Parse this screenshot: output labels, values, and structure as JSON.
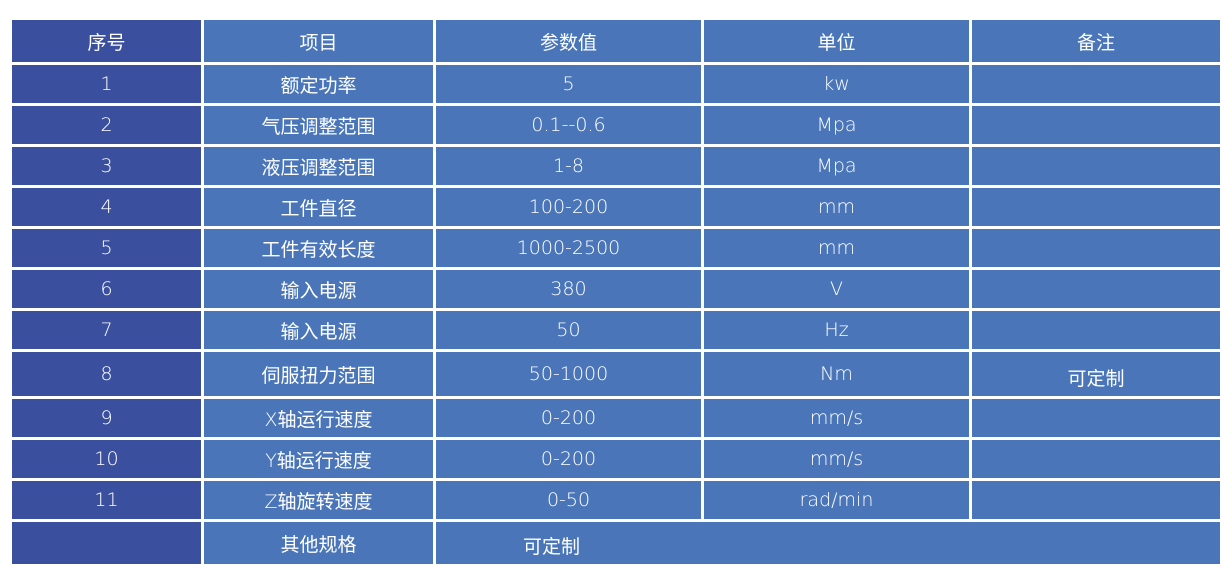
{
  "headers": [
    "序号",
    "项目",
    "参数值",
    "单位",
    "备注"
  ],
  "rows": [
    [
      "1",
      "额定功率",
      "5",
      "kw",
      ""
    ],
    [
      "2",
      "气压调整范围",
      "0.1--0.6",
      "Mpa",
      ""
    ],
    [
      "3",
      "液压调整范围",
      "1-8",
      "Mpa",
      ""
    ],
    [
      "4",
      "工件直径",
      "100-200",
      "mm",
      ""
    ],
    [
      "5",
      "工件有效长度",
      "1000-2500",
      "mm",
      ""
    ],
    [
      "6",
      "输入电源",
      "380",
      "V",
      ""
    ],
    [
      "7",
      "输入电源",
      "50",
      "Hz",
      ""
    ],
    [
      "8",
      "伺服扭力范围",
      "50-1000",
      "Nm",
      "可定制"
    ],
    [
      "9",
      "X轴运行速度",
      "0-200",
      "mm/s",
      ""
    ],
    [
      "10",
      "Y轴运行速度",
      "0-200",
      "mm/s",
      ""
    ],
    [
      "11",
      "Z轴旋转速度",
      "0-50",
      "rad/min",
      ""
    ]
  ],
  "footer": {
    "no": "",
    "item": "其他规格",
    "value": "可定制"
  },
  "colors": {
    "index_column": "#3a4f9e",
    "cells": "#4a76b9",
    "borders": "#ffffff"
  }
}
++++++++
# TASK OBJECTIVE
Your copy should repeat each entry above exactly but contain no pictures.

# ANSWER TO THE EXERCISE
Parse this screenshot: output labels, values, and structure as JSON.
{
  "headers": [
    "序号",
    "项目",
    "参数值",
    "单位",
    "备注"
  ],
  "rows": [
    [
      "1",
      "额定功率",
      "5",
      "kw",
      ""
    ],
    [
      "2",
      "气压调整范围",
      "0.1--0.6",
      "Mpa",
      ""
    ],
    [
      "3",
      "液压调整范围",
      "1-8",
      "Mpa",
      ""
    ],
    [
      "4",
      "工件直径",
      "100-200",
      "mm",
      ""
    ],
    [
      "5",
      "工件有效长度",
      "1000-2500",
      "mm",
      ""
    ],
    [
      "6",
      "输入电源",
      "380",
      "V",
      ""
    ],
    [
      "7",
      "输入电源",
      "50",
      "Hz",
      ""
    ],
    [
      "8",
      "伺服扭力范围",
      "50-1000",
      "Nm",
      "可定制"
    ],
    [
      "9",
      "X轴运行速度",
      "0-200",
      "mm/s",
      ""
    ],
    [
      "10",
      "Y轴运行速度",
      "0-200",
      "mm/s",
      ""
    ],
    [
      "11",
      "Z轴旋转速度",
      "0-50",
      "rad/min",
      ""
    ]
  ],
  "footer": {
    "no": "",
    "item": "其他规格",
    "value": "可定制"
  },
  "colors": {
    "index_column": "#3a4f9e",
    "cells": "#4a76b9",
    "borders": "#ffffff"
  }
}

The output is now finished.